Take from the listing each line that has the string "name".

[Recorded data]
────────────────────

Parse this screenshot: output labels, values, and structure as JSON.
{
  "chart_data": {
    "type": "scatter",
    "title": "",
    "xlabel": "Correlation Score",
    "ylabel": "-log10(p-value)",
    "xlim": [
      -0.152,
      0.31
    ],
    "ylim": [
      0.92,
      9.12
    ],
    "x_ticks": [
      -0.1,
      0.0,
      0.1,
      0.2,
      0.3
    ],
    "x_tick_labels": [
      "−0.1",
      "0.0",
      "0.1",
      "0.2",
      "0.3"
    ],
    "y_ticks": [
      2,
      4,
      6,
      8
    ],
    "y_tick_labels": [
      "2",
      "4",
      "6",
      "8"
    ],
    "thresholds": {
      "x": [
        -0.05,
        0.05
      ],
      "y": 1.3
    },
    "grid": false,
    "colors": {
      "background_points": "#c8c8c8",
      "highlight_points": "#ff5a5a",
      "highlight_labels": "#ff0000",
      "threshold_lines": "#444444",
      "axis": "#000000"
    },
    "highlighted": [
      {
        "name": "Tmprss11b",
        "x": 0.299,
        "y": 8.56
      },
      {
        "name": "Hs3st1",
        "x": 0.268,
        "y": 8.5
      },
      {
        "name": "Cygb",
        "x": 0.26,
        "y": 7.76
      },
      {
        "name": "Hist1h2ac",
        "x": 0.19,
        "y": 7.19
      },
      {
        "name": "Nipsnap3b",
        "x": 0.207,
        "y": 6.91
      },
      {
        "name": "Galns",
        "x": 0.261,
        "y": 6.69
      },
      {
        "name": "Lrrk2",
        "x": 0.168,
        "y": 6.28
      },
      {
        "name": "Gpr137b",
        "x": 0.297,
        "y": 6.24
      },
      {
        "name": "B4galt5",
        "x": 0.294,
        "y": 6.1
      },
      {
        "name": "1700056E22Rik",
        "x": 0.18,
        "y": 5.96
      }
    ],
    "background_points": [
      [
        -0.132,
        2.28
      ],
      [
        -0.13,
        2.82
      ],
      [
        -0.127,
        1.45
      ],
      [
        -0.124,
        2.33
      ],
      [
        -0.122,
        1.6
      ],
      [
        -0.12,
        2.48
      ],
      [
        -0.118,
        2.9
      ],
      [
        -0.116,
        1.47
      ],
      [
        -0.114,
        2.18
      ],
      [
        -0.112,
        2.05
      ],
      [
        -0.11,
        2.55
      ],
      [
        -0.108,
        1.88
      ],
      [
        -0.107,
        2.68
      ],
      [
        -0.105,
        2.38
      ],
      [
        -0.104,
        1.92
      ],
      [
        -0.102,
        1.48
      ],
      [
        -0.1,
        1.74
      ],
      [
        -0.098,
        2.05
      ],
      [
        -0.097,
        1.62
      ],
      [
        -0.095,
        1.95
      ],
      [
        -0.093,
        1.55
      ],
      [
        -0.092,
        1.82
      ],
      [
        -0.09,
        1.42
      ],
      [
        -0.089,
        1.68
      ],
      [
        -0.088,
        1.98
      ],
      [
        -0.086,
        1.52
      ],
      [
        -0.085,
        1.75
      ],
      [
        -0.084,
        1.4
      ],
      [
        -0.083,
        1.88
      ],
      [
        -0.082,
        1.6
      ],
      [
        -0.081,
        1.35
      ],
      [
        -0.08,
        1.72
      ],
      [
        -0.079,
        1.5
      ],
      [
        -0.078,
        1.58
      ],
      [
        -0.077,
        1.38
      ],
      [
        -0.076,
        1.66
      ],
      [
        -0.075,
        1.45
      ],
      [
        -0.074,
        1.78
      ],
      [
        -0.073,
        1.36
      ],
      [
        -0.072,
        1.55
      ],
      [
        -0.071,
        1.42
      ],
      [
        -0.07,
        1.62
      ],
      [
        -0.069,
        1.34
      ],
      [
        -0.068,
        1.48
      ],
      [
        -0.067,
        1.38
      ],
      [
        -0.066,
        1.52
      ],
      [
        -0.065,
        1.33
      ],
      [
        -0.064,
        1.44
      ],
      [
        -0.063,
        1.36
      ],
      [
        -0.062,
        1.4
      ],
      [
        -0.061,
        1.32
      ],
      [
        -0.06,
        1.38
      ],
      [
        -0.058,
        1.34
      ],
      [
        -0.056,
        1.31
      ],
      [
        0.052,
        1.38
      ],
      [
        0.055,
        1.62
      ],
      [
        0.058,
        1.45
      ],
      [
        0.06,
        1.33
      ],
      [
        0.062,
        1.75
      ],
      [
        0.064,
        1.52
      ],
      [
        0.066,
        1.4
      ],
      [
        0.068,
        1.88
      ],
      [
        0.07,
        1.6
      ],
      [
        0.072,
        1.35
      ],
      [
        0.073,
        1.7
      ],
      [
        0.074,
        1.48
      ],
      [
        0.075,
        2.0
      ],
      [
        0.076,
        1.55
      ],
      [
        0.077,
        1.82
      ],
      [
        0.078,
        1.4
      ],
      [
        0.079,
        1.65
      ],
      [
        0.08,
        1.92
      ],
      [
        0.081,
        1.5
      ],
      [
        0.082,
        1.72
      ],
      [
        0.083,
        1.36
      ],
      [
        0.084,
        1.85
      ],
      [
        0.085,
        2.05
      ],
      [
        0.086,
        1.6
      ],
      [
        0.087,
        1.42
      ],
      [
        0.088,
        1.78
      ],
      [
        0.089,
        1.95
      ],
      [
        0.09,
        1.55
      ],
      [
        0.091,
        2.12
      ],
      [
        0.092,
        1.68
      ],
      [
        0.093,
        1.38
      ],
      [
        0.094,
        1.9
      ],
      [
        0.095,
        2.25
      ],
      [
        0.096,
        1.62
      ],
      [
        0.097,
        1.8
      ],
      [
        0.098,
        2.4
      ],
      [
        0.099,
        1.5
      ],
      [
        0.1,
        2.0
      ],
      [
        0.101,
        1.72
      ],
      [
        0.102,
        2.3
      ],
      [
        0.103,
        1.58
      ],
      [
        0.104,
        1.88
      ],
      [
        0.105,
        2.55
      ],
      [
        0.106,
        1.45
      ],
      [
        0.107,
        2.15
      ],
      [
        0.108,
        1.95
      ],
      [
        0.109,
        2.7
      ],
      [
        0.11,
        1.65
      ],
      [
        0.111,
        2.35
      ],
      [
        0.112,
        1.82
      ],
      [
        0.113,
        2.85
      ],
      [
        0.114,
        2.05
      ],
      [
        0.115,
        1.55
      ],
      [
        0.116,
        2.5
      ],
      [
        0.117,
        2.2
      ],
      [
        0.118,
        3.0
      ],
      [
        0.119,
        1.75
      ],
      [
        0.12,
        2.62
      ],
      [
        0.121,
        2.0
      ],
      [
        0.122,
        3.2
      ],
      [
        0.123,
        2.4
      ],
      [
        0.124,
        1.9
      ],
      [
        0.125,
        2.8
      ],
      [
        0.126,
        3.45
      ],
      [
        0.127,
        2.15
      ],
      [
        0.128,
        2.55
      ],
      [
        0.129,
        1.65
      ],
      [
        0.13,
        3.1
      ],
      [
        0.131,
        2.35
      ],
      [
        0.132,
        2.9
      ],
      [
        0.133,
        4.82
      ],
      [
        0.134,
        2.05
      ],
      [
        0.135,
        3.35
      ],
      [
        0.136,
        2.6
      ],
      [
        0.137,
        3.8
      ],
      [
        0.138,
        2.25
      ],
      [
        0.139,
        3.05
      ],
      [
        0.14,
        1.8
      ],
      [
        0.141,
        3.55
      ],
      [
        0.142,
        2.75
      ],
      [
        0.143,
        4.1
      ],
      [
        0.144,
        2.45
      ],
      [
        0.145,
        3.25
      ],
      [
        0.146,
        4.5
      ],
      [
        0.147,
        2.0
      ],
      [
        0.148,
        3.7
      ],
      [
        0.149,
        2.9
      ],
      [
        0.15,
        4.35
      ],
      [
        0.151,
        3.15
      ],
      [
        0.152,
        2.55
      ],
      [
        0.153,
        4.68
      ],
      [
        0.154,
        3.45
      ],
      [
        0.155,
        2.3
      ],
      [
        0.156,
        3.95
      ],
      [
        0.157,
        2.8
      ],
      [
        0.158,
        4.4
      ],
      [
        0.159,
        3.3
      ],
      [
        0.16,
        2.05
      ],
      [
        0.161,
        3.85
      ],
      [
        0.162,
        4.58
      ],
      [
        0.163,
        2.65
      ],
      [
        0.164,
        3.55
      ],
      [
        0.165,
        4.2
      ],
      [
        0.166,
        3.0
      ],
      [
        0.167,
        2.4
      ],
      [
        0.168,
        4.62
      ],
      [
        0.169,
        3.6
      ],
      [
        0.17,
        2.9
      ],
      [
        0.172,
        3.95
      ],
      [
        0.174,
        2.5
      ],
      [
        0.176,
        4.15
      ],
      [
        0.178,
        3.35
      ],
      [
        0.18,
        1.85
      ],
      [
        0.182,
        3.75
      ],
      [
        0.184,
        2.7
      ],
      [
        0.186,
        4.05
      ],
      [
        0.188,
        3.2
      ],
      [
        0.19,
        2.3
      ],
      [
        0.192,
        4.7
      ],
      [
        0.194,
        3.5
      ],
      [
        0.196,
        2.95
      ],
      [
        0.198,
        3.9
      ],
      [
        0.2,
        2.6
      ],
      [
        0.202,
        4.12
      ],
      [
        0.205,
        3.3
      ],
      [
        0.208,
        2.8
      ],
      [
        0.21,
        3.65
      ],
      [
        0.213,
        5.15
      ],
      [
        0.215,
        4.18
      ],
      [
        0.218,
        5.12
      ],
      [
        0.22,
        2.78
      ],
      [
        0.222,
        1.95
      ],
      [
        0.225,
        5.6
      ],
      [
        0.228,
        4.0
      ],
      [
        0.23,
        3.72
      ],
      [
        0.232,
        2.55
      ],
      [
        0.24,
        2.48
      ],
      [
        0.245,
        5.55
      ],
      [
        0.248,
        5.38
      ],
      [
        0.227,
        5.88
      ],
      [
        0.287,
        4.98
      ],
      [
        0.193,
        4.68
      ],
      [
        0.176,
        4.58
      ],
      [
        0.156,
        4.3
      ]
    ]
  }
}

────────────────────

Response below
        "name": "Tmprss11b",
        "name": "Hs3st1",
        "name": "Cygb",
        "name": "Hist1h2ac",
        "name": "Nipsnap3b",
        "name": "Galns",
        "name": "Lrrk2",
        "name": "Gpr137b",
        "name": "B4galt5",
        "name": "1700056E22Rik",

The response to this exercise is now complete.